INSTRUCTIONS TO FOLLOW
Transcribe the material exactly. Images do not belong in the copy.

++++++++

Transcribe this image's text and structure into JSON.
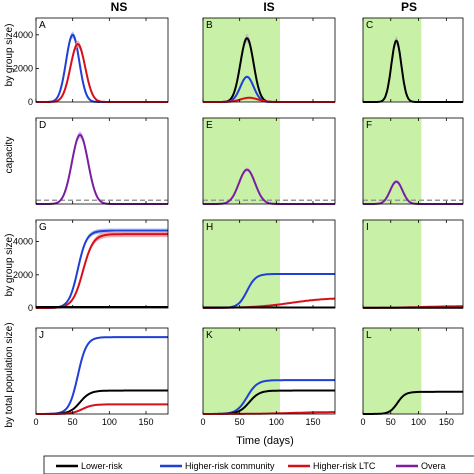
{
  "columns": {
    "ns": "NS",
    "is": "IS",
    "ps": "PS"
  },
  "ylabels": {
    "row1": "by group size)",
    "row2": "capacity",
    "row3": "by group size)",
    "row4": "by total population size)"
  },
  "xlabel": "Time (days)",
  "legend": [
    {
      "name": "Lower-risk",
      "color": "#000000"
    },
    {
      "name": "Higher-risk community",
      "color": "#1f3fd6"
    },
    {
      "name": "Higher-risk LTC",
      "color": "#d6101a"
    },
    {
      "name": "Overa",
      "color": "#7a1fa2"
    }
  ],
  "colors": {
    "shade": "#c8f0a6",
    "band_gray": "#bbbbbb",
    "band_blue": "#9fb4f0",
    "band_red": "#f0a0a6",
    "band_purple": "#d8b0e8",
    "dashed": "#999999"
  },
  "chart_data": [
    {
      "panel": "A",
      "type": "line",
      "xlim": [
        0,
        180
      ],
      "ylim": [
        0,
        5000
      ],
      "xticks": [
        0,
        50,
        100,
        150
      ],
      "yticks": [
        0,
        2000,
        4000
      ],
      "shade": null,
      "series": [
        {
          "color": "blue",
          "kind": "peak",
          "peak": 4000,
          "center": 50,
          "width": 9,
          "band": 0.05
        },
        {
          "color": "red",
          "kind": "peak",
          "peak": 3450,
          "center": 57,
          "width": 10,
          "band": 0.06
        }
      ]
    },
    {
      "panel": "B",
      "type": "line",
      "xlim": [
        0,
        180
      ],
      "ylim": [
        0,
        5000
      ],
      "xticks": [
        0,
        50,
        100,
        150
      ],
      "yticks": [],
      "shade": [
        0,
        105
      ],
      "series": [
        {
          "color": "black",
          "kind": "peak",
          "peak": 3800,
          "center": 60,
          "width": 9,
          "band": 0.07
        },
        {
          "color": "blue",
          "kind": "peak",
          "peak": 1500,
          "center": 60,
          "width": 9,
          "band": 0.05
        },
        {
          "color": "red",
          "kind": "peak",
          "peak": 250,
          "center": 63,
          "width": 12,
          "band": 0.0
        }
      ]
    },
    {
      "panel": "C",
      "type": "line",
      "xlim": [
        0,
        180
      ],
      "ylim": [
        0,
        5000
      ],
      "xticks": [
        0,
        50,
        100,
        150
      ],
      "yticks": [],
      "shade": [
        0,
        105
      ],
      "series": [
        {
          "color": "black",
          "kind": "peak",
          "peak": 3650,
          "center": 60,
          "width": 9,
          "band": 0.07
        }
      ]
    },
    {
      "panel": "D",
      "type": "line",
      "xlim": [
        0,
        180
      ],
      "ylim": [
        0,
        2300
      ],
      "xticks": [
        0,
        50,
        100,
        150
      ],
      "yticks": [],
      "shade": null,
      "hline": 100,
      "series": [
        {
          "color": "purple",
          "kind": "peak",
          "peak": 1850,
          "center": 60,
          "width": 11,
          "band": 0.05
        }
      ]
    },
    {
      "panel": "E",
      "type": "line",
      "xlim": [
        0,
        180
      ],
      "ylim": [
        0,
        2300
      ],
      "xticks": [
        0,
        50,
        100,
        150
      ],
      "yticks": [],
      "shade": [
        0,
        105
      ],
      "hline": 100,
      "series": [
        {
          "color": "purple",
          "kind": "peak",
          "peak": 920,
          "center": 60,
          "width": 11,
          "band": 0.06
        }
      ]
    },
    {
      "panel": "F",
      "type": "line",
      "xlim": [
        0,
        180
      ],
      "ylim": [
        0,
        2300
      ],
      "xticks": [
        0,
        50,
        100,
        150
      ],
      "yticks": [],
      "shade": [
        0,
        105
      ],
      "hline": 100,
      "series": [
        {
          "color": "purple",
          "kind": "peak",
          "peak": 600,
          "center": 60,
          "width": 11,
          "band": 0.08
        }
      ]
    },
    {
      "panel": "G",
      "type": "line",
      "xlim": [
        0,
        180
      ],
      "ylim": [
        0,
        5300
      ],
      "xticks": [
        0,
        50,
        100,
        150
      ],
      "yticks": [
        0,
        2000,
        4000
      ],
      "shade": null,
      "series": [
        {
          "color": "blue",
          "kind": "sig",
          "final": 4650,
          "center": 57,
          "width": 6,
          "band": 0.03
        },
        {
          "color": "red",
          "kind": "sig",
          "final": 4450,
          "center": 64,
          "width": 7,
          "band": 0.04
        },
        {
          "color": "black",
          "kind": "flat",
          "final": 60
        }
      ]
    },
    {
      "panel": "H",
      "type": "line",
      "xlim": [
        0,
        180
      ],
      "ylim": [
        0,
        5300
      ],
      "xticks": [
        0,
        50,
        100,
        150
      ],
      "yticks": [],
      "shade": [
        0,
        105
      ],
      "series": [
        {
          "color": "blue",
          "kind": "sig",
          "final": 2050,
          "center": 60,
          "width": 6,
          "band": 0.0
        },
        {
          "color": "red",
          "kind": "sig",
          "final": 620,
          "center": 120,
          "width": 25,
          "band": 0.0
        },
        {
          "color": "black",
          "kind": "flat",
          "final": 30
        }
      ]
    },
    {
      "panel": "I",
      "type": "line",
      "xlim": [
        0,
        180
      ],
      "ylim": [
        0,
        5300
      ],
      "xticks": [
        0,
        50,
        100,
        150
      ],
      "yticks": [],
      "shade": [
        0,
        105
      ],
      "series": [
        {
          "color": "red",
          "kind": "sig",
          "final": 110,
          "center": 100,
          "width": 30,
          "band": 0.0
        },
        {
          "color": "black",
          "kind": "flat",
          "final": 20
        }
      ]
    },
    {
      "panel": "J",
      "type": "line",
      "xlim": [
        0,
        180
      ],
      "ylim": [
        0,
        330
      ],
      "xticks": [
        0,
        50,
        100,
        150
      ],
      "yticks": [],
      "shade": null,
      "series": [
        {
          "color": "blue",
          "kind": "sig",
          "final": 295,
          "center": 57,
          "width": 6,
          "band": 0.0
        },
        {
          "color": "black",
          "kind": "sig",
          "final": 90,
          "center": 60,
          "width": 7,
          "band": 0.0
        },
        {
          "color": "red",
          "kind": "sig",
          "final": 37,
          "center": 63,
          "width": 7,
          "band": 0.0
        }
      ]
    },
    {
      "panel": "K",
      "type": "line",
      "xlim": [
        0,
        180
      ],
      "ylim": [
        0,
        330
      ],
      "xticks": [
        0,
        50,
        100,
        150
      ],
      "yticks": [],
      "shade": [
        0,
        105
      ],
      "series": [
        {
          "color": "blue",
          "kind": "sig",
          "final": 130,
          "center": 60,
          "width": 7,
          "band": 0.0
        },
        {
          "color": "black",
          "kind": "sig",
          "final": 90,
          "center": 63,
          "width": 7,
          "band": 0.0
        },
        {
          "color": "red",
          "kind": "sig",
          "final": 8,
          "center": 120,
          "width": 25,
          "band": 0.0
        }
      ]
    },
    {
      "panel": "L",
      "type": "line",
      "xlim": [
        0,
        180
      ],
      "ylim": [
        0,
        330
      ],
      "xticks": [
        0,
        50,
        100,
        150
      ],
      "yticks": [],
      "shade": [
        0,
        105
      ],
      "series": [
        {
          "color": "black",
          "kind": "sig",
          "final": 85,
          "center": 62,
          "width": 7,
          "band": 0.0
        }
      ]
    }
  ]
}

++++++++

TASK RESULT
Transcribe this image's text and structure into JSON.
{
  "columns": {
    "ns": "NS",
    "is": "IS",
    "ps": "PS"
  },
  "ylabels": {
    "row1": "by group size)",
    "row2": "capacity",
    "row3": "by group size)",
    "row4": "by total population size)"
  },
  "xlabel": "Time (days)",
  "legend": [
    {
      "name": "Lower-risk",
      "color": "#000000"
    },
    {
      "name": "Higher-risk community",
      "color": "#1f3fd6"
    },
    {
      "name": "Higher-risk LTC",
      "color": "#d6101a"
    },
    {
      "name": "Overa",
      "color": "#7a1fa2"
    }
  ],
  "colors": {
    "shade": "#c8f0a6",
    "band_gray": "#bbbbbb",
    "band_blue": "#9fb4f0",
    "band_red": "#f0a0a6",
    "band_purple": "#d8b0e8",
    "dashed": "#999999"
  },
  "chart_data": [
    {
      "panel": "A",
      "type": "line",
      "xlim": [
        0,
        180
      ],
      "ylim": [
        0,
        5000
      ],
      "xticks": [
        0,
        50,
        100,
        150
      ],
      "yticks": [
        0,
        2000,
        4000
      ],
      "shade": null,
      "series": [
        {
          "color": "blue",
          "kind": "peak",
          "peak": 4000,
          "center": 50,
          "width": 9,
          "band": 0.05
        },
        {
          "color": "red",
          "kind": "peak",
          "peak": 3450,
          "center": 57,
          "width": 10,
          "band": 0.06
        }
      ]
    },
    {
      "panel": "B",
      "type": "line",
      "xlim": [
        0,
        180
      ],
      "ylim": [
        0,
        5000
      ],
      "xticks": [
        0,
        50,
        100,
        150
      ],
      "yticks": [],
      "shade": [
        0,
        105
      ],
      "series": [
        {
          "color": "black",
          "kind": "peak",
          "peak": 3800,
          "center": 60,
          "width": 9,
          "band": 0.07
        },
        {
          "color": "blue",
          "kind": "peak",
          "peak": 1500,
          "center": 60,
          "width": 9,
          "band": 0.05
        },
        {
          "color": "red",
          "kind": "peak",
          "peak": 250,
          "center": 63,
          "width": 12,
          "band": 0.0
        }
      ]
    },
    {
      "panel": "C",
      "type": "line",
      "xlim": [
        0,
        180
      ],
      "ylim": [
        0,
        5000
      ],
      "xticks": [
        0,
        50,
        100,
        150
      ],
      "yticks": [],
      "shade": [
        0,
        105
      ],
      "series": [
        {
          "color": "black",
          "kind": "peak",
          "peak": 3650,
          "center": 60,
          "width": 9,
          "band": 0.07
        }
      ]
    },
    {
      "panel": "D",
      "type": "line",
      "xlim": [
        0,
        180
      ],
      "ylim": [
        0,
        2300
      ],
      "xticks": [
        0,
        50,
        100,
        150
      ],
      "yticks": [],
      "shade": null,
      "hline": 100,
      "series": [
        {
          "color": "purple",
          "kind": "peak",
          "peak": 1850,
          "center": 60,
          "width": 11,
          "band": 0.05
        }
      ]
    },
    {
      "panel": "E",
      "type": "line",
      "xlim": [
        0,
        180
      ],
      "ylim": [
        0,
        2300
      ],
      "xticks": [
        0,
        50,
        100,
        150
      ],
      "yticks": [],
      "shade": [
        0,
        105
      ],
      "hline": 100,
      "series": [
        {
          "color": "purple",
          "kind": "peak",
          "peak": 920,
          "center": 60,
          "width": 11,
          "band": 0.06
        }
      ]
    },
    {
      "panel": "F",
      "type": "line",
      "xlim": [
        0,
        180
      ],
      "ylim": [
        0,
        2300
      ],
      "xticks": [
        0,
        50,
        100,
        150
      ],
      "yticks": [],
      "shade": [
        0,
        105
      ],
      "hline": 100,
      "series": [
        {
          "color": "purple",
          "kind": "peak",
          "peak": 600,
          "center": 60,
          "width": 11,
          "band": 0.08
        }
      ]
    },
    {
      "panel": "G",
      "type": "line",
      "xlim": [
        0,
        180
      ],
      "ylim": [
        0,
        5300
      ],
      "xticks": [
        0,
        50,
        100,
        150
      ],
      "yticks": [
        0,
        2000,
        4000
      ],
      "shade": null,
      "series": [
        {
          "color": "blue",
          "kind": "sig",
          "final": 4650,
          "center": 57,
          "width": 6,
          "band": 0.03
        },
        {
          "color": "red",
          "kind": "sig",
          "final": 4450,
          "center": 64,
          "width": 7,
          "band": 0.04
        },
        {
          "color": "black",
          "kind": "flat",
          "final": 60
        }
      ]
    },
    {
      "panel": "H",
      "type": "line",
      "xlim": [
        0,
        180
      ],
      "ylim": [
        0,
        5300
      ],
      "xticks": [
        0,
        50,
        100,
        150
      ],
      "yticks": [],
      "shade": [
        0,
        105
      ],
      "series": [
        {
          "color": "blue",
          "kind": "sig",
          "final": 2050,
          "center": 60,
          "width": 6,
          "band": 0.0
        },
        {
          "color": "red",
          "kind": "sig",
          "final": 620,
          "center": 120,
          "width": 25,
          "band": 0.0
        },
        {
          "color": "black",
          "kind": "flat",
          "final": 30
        }
      ]
    },
    {
      "panel": "I",
      "type": "line",
      "xlim": [
        0,
        180
      ],
      "ylim": [
        0,
        5300
      ],
      "xticks": [
        0,
        50,
        100,
        150
      ],
      "yticks": [],
      "shade": [
        0,
        105
      ],
      "series": [
        {
          "color": "red",
          "kind": "sig",
          "final": 110,
          "center": 100,
          "width": 30,
          "band": 0.0
        },
        {
          "color": "black",
          "kind": "flat",
          "final": 20
        }
      ]
    },
    {
      "panel": "J",
      "type": "line",
      "xlim": [
        0,
        180
      ],
      "ylim": [
        0,
        330
      ],
      "xticks": [
        0,
        50,
        100,
        150
      ],
      "yticks": [],
      "shade": null,
      "series": [
        {
          "color": "blue",
          "kind": "sig",
          "final": 295,
          "center": 57,
          "width": 6,
          "band": 0.0
        },
        {
          "color": "black",
          "kind": "sig",
          "final": 90,
          "center": 60,
          "width": 7,
          "band": 0.0
        },
        {
          "color": "red",
          "kind": "sig",
          "final": 37,
          "center": 63,
          "width": 7,
          "band": 0.0
        }
      ]
    },
    {
      "panel": "K",
      "type": "line",
      "xlim": [
        0,
        180
      ],
      "ylim": [
        0,
        330
      ],
      "xticks": [
        0,
        50,
        100,
        150
      ],
      "yticks": [],
      "shade": [
        0,
        105
      ],
      "series": [
        {
          "color": "blue",
          "kind": "sig",
          "final": 130,
          "center": 60,
          "width": 7,
          "band": 0.0
        },
        {
          "color": "black",
          "kind": "sig",
          "final": 90,
          "center": 63,
          "width": 7,
          "band": 0.0
        },
        {
          "color": "red",
          "kind": "sig",
          "final": 8,
          "center": 120,
          "width": 25,
          "band": 0.0
        }
      ]
    },
    {
      "panel": "L",
      "type": "line",
      "xlim": [
        0,
        180
      ],
      "ylim": [
        0,
        330
      ],
      "xticks": [
        0,
        50,
        100,
        150
      ],
      "yticks": [],
      "shade": [
        0,
        105
      ],
      "series": [
        {
          "color": "black",
          "kind": "sig",
          "final": 85,
          "center": 62,
          "width": 7,
          "band": 0.0
        }
      ]
    }
  ]
}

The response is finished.